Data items
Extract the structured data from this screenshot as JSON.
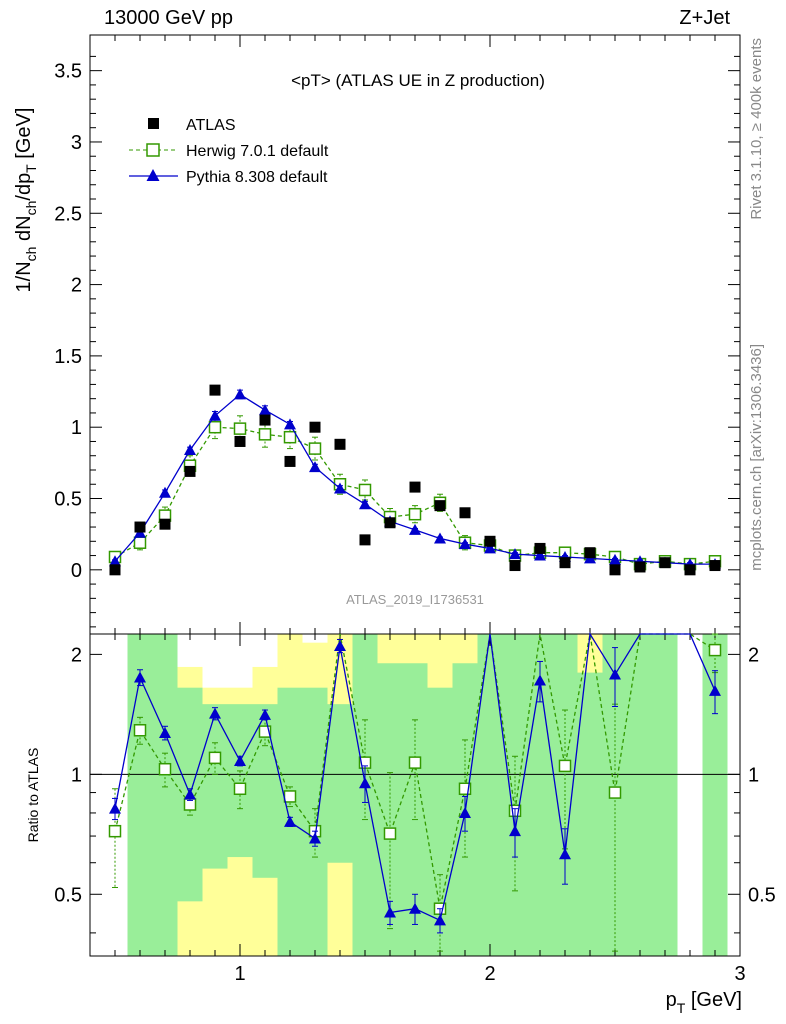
{
  "header": {
    "process_left": "13000 GeV pp",
    "process_right": "Z+Jet"
  },
  "side": {
    "rivet": "Rivet 3.1.10, ≥ 400k events",
    "mcplots": "mcplots.cern.ch [arXiv:1306.3436]"
  },
  "chart_data": {
    "type": "scatter",
    "title": "<pT> (ATLAS UE in Z production)",
    "analysis_id": "ATLAS_2019_I1736531",
    "xlabel": "p",
    "xlabel_sub": "T",
    "xlabel_unit": "[GeV]",
    "ylabel": "1/N_ch dN_ch/dp_T [GeV]",
    "ratio_ylabel": "Ratio to ATLAS",
    "xlim": [
      0.4,
      3.0
    ],
    "ylim": [
      -0.45,
      3.75
    ],
    "ratio_ylim": [
      0.35,
      2.25
    ],
    "x_ticks": [
      "1",
      "2",
      "3"
    ],
    "y_ticks": [
      "0",
      "0.5",
      "1",
      "1.5",
      "2",
      "2.5",
      "3",
      "3.5"
    ],
    "ratio_ticks": [
      "0.5",
      "1",
      "2"
    ],
    "legend": {
      "atlas": "ATLAS",
      "herwig": "Herwig 7.0.1 default",
      "pythia": "Pythia 8.308 default"
    },
    "colors": {
      "atlas": "#000000",
      "herwig": "#339900",
      "pythia": "#0000cc",
      "band_inner": "#99ee99",
      "band_outer": "#ffff99"
    },
    "x": [
      0.5,
      0.6,
      0.7,
      0.8,
      0.9,
      1.0,
      1.1,
      1.2,
      1.3,
      1.4,
      1.5,
      1.6,
      1.7,
      1.8,
      1.9,
      2.0,
      2.1,
      2.2,
      2.3,
      2.4,
      2.5,
      2.6,
      2.7,
      2.8,
      2.9
    ],
    "atlas": [
      0.0,
      0.3,
      0.32,
      0.69,
      1.26,
      0.9,
      1.05,
      0.76,
      1.0,
      0.88,
      0.21,
      0.33,
      0.58,
      0.45,
      0.4,
      0.2,
      0.03,
      0.15,
      0.05,
      0.12,
      0.0,
      0.02,
      0.05,
      0.0,
      0.03
    ],
    "atlas_err": [
      0.02,
      0.03,
      0.03,
      0.03,
      0.04,
      0.04,
      0.04,
      0.04,
      0.04,
      0.04,
      0.04,
      0.04,
      0.04,
      0.04,
      0.03,
      0.03,
      0.03,
      0.03,
      0.03,
      0.03,
      0.03,
      0.03,
      0.03,
      0.03,
      0.03
    ],
    "herwig": [
      0.09,
      0.19,
      0.38,
      0.73,
      1.0,
      0.99,
      0.95,
      0.93,
      0.85,
      0.6,
      0.56,
      0.37,
      0.39,
      0.47,
      0.19,
      0.17,
      0.1,
      0.12,
      0.12,
      0.11,
      0.09,
      0.04,
      0.06,
      0.04,
      0.06
    ],
    "herwig_err": [
      0.03,
      0.05,
      0.06,
      0.07,
      0.08,
      0.09,
      0.09,
      0.08,
      0.08,
      0.07,
      0.07,
      0.06,
      0.06,
      0.06,
      0.05,
      0.04,
      0.03,
      0.03,
      0.03,
      0.03,
      0.03,
      0.02,
      0.02,
      0.02,
      0.02
    ],
    "pythia": [
      0.06,
      0.26,
      0.54,
      0.84,
      1.08,
      1.23,
      1.12,
      1.02,
      0.72,
      0.57,
      0.46,
      0.34,
      0.28,
      0.22,
      0.18,
      0.15,
      0.11,
      0.1,
      0.09,
      0.08,
      0.07,
      0.06,
      0.05,
      0.04,
      0.04
    ],
    "pythia_err": [
      0.01,
      0.02,
      0.02,
      0.02,
      0.03,
      0.03,
      0.03,
      0.02,
      0.02,
      0.02,
      0.02,
      0.02,
      0.01,
      0.01,
      0.01,
      0.01,
      0.01,
      0.01,
      0.01,
      0.01,
      0.01,
      0.01,
      0.01,
      0.01,
      0.01
    ],
    "ratio_herwig": [
      0.72,
      1.29,
      1.03,
      0.84,
      1.1,
      0.92,
      1.28,
      0.88,
      0.72,
      null,
      1.07,
      0.71,
      1.07,
      0.46,
      0.92,
      null,
      0.81,
      null,
      1.05,
      null,
      0.9,
      null,
      null,
      null,
      2.05
    ],
    "ratio_herwig_err": [
      0.2,
      0.1,
      0.1,
      0.05,
      0.1,
      0.1,
      0.1,
      0.05,
      0.1,
      null,
      0.3,
      0.3,
      0.3,
      0.1,
      0.3,
      null,
      0.3,
      null,
      0.4,
      null,
      0.6,
      null,
      null,
      null,
      0.25
    ],
    "ratio_pythia": [
      0.82,
      1.75,
      1.27,
      0.89,
      1.42,
      1.08,
      1.41,
      0.76,
      0.69,
      2.1,
      0.95,
      0.45,
      0.46,
      0.43,
      0.8,
      null,
      0.72,
      1.72,
      0.63,
      null,
      1.78,
      null,
      null,
      null,
      1.62
    ],
    "ratio_pythia_err": [
      0.05,
      0.08,
      0.05,
      0.03,
      0.05,
      0.03,
      0.04,
      0.02,
      0.03,
      0.08,
      0.1,
      0.03,
      0.04,
      0.03,
      0.08,
      null,
      0.1,
      0.2,
      0.1,
      null,
      0.3,
      null,
      null,
      null,
      0.2
    ]
  }
}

TO DO :: Write out the listing above again, exactly, but with no pictures in the copy.

CORRECT RESPONSE ::
Extract the structured data from this screenshot as JSON.
{
  "header": {
    "process_left": "13000 GeV pp",
    "process_right": "Z+Jet"
  },
  "side": {
    "rivet": "Rivet 3.1.10, ≥ 400k events",
    "mcplots": "mcplots.cern.ch [arXiv:1306.3436]"
  },
  "chart_data": {
    "type": "scatter",
    "title": "<pT> (ATLAS UE in Z production)",
    "analysis_id": "ATLAS_2019_I1736531",
    "xlabel": "p",
    "xlabel_sub": "T",
    "xlabel_unit": "[GeV]",
    "ylabel": "1/N_ch dN_ch/dp_T [GeV]",
    "ratio_ylabel": "Ratio to ATLAS",
    "xlim": [
      0.4,
      3.0
    ],
    "ylim": [
      -0.45,
      3.75
    ],
    "ratio_ylim": [
      0.35,
      2.25
    ],
    "x_ticks": [
      "1",
      "2",
      "3"
    ],
    "y_ticks": [
      "0",
      "0.5",
      "1",
      "1.5",
      "2",
      "2.5",
      "3",
      "3.5"
    ],
    "ratio_ticks": [
      "0.5",
      "1",
      "2"
    ],
    "legend": {
      "atlas": "ATLAS",
      "herwig": "Herwig 7.0.1 default",
      "pythia": "Pythia 8.308 default"
    },
    "colors": {
      "atlas": "#000000",
      "herwig": "#339900",
      "pythia": "#0000cc",
      "band_inner": "#99ee99",
      "band_outer": "#ffff99"
    },
    "x": [
      0.5,
      0.6,
      0.7,
      0.8,
      0.9,
      1.0,
      1.1,
      1.2,
      1.3,
      1.4,
      1.5,
      1.6,
      1.7,
      1.8,
      1.9,
      2.0,
      2.1,
      2.2,
      2.3,
      2.4,
      2.5,
      2.6,
      2.7,
      2.8,
      2.9
    ],
    "atlas": [
      0.0,
      0.3,
      0.32,
      0.69,
      1.26,
      0.9,
      1.05,
      0.76,
      1.0,
      0.88,
      0.21,
      0.33,
      0.58,
      0.45,
      0.4,
      0.2,
      0.03,
      0.15,
      0.05,
      0.12,
      0.0,
      0.02,
      0.05,
      0.0,
      0.03
    ],
    "atlas_err": [
      0.02,
      0.03,
      0.03,
      0.03,
      0.04,
      0.04,
      0.04,
      0.04,
      0.04,
      0.04,
      0.04,
      0.04,
      0.04,
      0.04,
      0.03,
      0.03,
      0.03,
      0.03,
      0.03,
      0.03,
      0.03,
      0.03,
      0.03,
      0.03,
      0.03
    ],
    "herwig": [
      0.09,
      0.19,
      0.38,
      0.73,
      1.0,
      0.99,
      0.95,
      0.93,
      0.85,
      0.6,
      0.56,
      0.37,
      0.39,
      0.47,
      0.19,
      0.17,
      0.1,
      0.12,
      0.12,
      0.11,
      0.09,
      0.04,
      0.06,
      0.04,
      0.06
    ],
    "herwig_err": [
      0.03,
      0.05,
      0.06,
      0.07,
      0.08,
      0.09,
      0.09,
      0.08,
      0.08,
      0.07,
      0.07,
      0.06,
      0.06,
      0.06,
      0.05,
      0.04,
      0.03,
      0.03,
      0.03,
      0.03,
      0.03,
      0.02,
      0.02,
      0.02,
      0.02
    ],
    "pythia": [
      0.06,
      0.26,
      0.54,
      0.84,
      1.08,
      1.23,
      1.12,
      1.02,
      0.72,
      0.57,
      0.46,
      0.34,
      0.28,
      0.22,
      0.18,
      0.15,
      0.11,
      0.1,
      0.09,
      0.08,
      0.07,
      0.06,
      0.05,
      0.04,
      0.04
    ],
    "pythia_err": [
      0.01,
      0.02,
      0.02,
      0.02,
      0.03,
      0.03,
      0.03,
      0.02,
      0.02,
      0.02,
      0.02,
      0.02,
      0.01,
      0.01,
      0.01,
      0.01,
      0.01,
      0.01,
      0.01,
      0.01,
      0.01,
      0.01,
      0.01,
      0.01,
      0.01
    ],
    "ratio_herwig": [
      0.72,
      1.29,
      1.03,
      0.84,
      1.1,
      0.92,
      1.28,
      0.88,
      0.72,
      null,
      1.07,
      0.71,
      1.07,
      0.46,
      0.92,
      null,
      0.81,
      null,
      1.05,
      null,
      0.9,
      null,
      null,
      null,
      2.05
    ],
    "ratio_herwig_err": [
      0.2,
      0.1,
      0.1,
      0.05,
      0.1,
      0.1,
      0.1,
      0.05,
      0.1,
      null,
      0.3,
      0.3,
      0.3,
      0.1,
      0.3,
      null,
      0.3,
      null,
      0.4,
      null,
      0.6,
      null,
      null,
      null,
      0.25
    ],
    "ratio_pythia": [
      0.82,
      1.75,
      1.27,
      0.89,
      1.42,
      1.08,
      1.41,
      0.76,
      0.69,
      2.1,
      0.95,
      0.45,
      0.46,
      0.43,
      0.8,
      null,
      0.72,
      1.72,
      0.63,
      null,
      1.78,
      null,
      null,
      null,
      1.62
    ],
    "ratio_pythia_err": [
      0.05,
      0.08,
      0.05,
      0.03,
      0.05,
      0.03,
      0.04,
      0.02,
      0.03,
      0.08,
      0.1,
      0.03,
      0.04,
      0.03,
      0.08,
      null,
      0.1,
      0.2,
      0.1,
      null,
      0.3,
      null,
      null,
      null,
      0.2
    ]
  }
}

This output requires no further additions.